De la burguesía al empresariado

Por José Pablo Feinmann
Durante un tiempo, que fue otro, se soñó con una burguesía nacional. El concepto reflejaba el papel de la burguesía en los países centrales, los de un desarrollo clásico de la economía. La burguesía es nacional porque produce para el mercado interno. Al hacerlo necesita que ese mercado tenga un poder adquisitivo necesario como para tornarlo un mercado de consumo. Hay, así, una relación vital entre la producción y el consumo. No hay producción sin consumo. No hay consumo sin producción. Marx, en su Discurso sobre el librecambio, decía que el proteccionismo era un modo de lograr el surgimiento y desarrollo de la gran industria. Los países capitalistas centrales fueron primero proteccionistas y luego abogaron por el librecambio para imponerlo en las colonias o semicolonias, con lo que impedían su desarrollo industrial.

**Ejercicio propuesto**
Según el texto sobre la burguesía nacional, ¿por qué se considera nacional a la burguesía?

**Entradas proporcionadas**

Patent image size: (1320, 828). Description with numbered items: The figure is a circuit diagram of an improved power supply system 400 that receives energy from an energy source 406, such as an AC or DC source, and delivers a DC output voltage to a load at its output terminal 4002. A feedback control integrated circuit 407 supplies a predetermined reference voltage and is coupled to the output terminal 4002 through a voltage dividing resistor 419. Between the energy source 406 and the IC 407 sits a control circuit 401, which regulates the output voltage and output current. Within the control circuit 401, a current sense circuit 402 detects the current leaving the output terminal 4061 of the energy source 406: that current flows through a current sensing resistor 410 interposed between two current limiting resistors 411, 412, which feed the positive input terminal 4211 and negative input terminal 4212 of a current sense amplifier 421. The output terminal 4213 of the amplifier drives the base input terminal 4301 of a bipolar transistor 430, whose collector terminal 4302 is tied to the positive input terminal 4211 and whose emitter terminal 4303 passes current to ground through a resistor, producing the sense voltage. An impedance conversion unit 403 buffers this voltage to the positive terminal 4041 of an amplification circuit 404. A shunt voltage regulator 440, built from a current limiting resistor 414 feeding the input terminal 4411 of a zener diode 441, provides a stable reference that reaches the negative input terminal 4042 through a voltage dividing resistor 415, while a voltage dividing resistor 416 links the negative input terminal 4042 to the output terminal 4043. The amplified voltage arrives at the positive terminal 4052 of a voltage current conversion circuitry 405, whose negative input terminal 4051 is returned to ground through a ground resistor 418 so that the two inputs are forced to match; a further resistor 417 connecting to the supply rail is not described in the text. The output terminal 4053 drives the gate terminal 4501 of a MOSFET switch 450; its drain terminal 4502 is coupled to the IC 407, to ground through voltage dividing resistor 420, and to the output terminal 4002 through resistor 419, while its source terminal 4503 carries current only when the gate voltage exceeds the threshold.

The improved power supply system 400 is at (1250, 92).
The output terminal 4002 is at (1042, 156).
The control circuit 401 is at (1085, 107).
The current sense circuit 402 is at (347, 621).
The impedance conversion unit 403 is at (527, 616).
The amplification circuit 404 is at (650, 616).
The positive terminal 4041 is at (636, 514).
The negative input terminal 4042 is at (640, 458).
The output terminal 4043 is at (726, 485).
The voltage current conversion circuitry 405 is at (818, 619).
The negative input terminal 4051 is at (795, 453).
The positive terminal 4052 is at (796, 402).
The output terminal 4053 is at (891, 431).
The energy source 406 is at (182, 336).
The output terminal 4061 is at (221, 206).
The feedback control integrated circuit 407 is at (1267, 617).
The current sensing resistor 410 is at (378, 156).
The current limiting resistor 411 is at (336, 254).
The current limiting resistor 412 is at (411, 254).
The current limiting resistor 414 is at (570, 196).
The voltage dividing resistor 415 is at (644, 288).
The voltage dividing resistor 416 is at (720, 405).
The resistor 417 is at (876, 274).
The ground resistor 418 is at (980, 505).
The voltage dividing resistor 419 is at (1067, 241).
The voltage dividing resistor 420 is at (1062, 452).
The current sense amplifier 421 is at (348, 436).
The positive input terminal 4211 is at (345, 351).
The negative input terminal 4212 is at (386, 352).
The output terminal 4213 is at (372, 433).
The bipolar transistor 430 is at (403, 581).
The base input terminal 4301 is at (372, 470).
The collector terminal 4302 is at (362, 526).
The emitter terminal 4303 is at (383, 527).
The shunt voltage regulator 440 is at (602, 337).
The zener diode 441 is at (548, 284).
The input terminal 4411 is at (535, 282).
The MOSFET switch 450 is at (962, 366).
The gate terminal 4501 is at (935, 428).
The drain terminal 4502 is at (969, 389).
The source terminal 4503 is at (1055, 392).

**Solución escrita**
Porque produce para el mercado interno.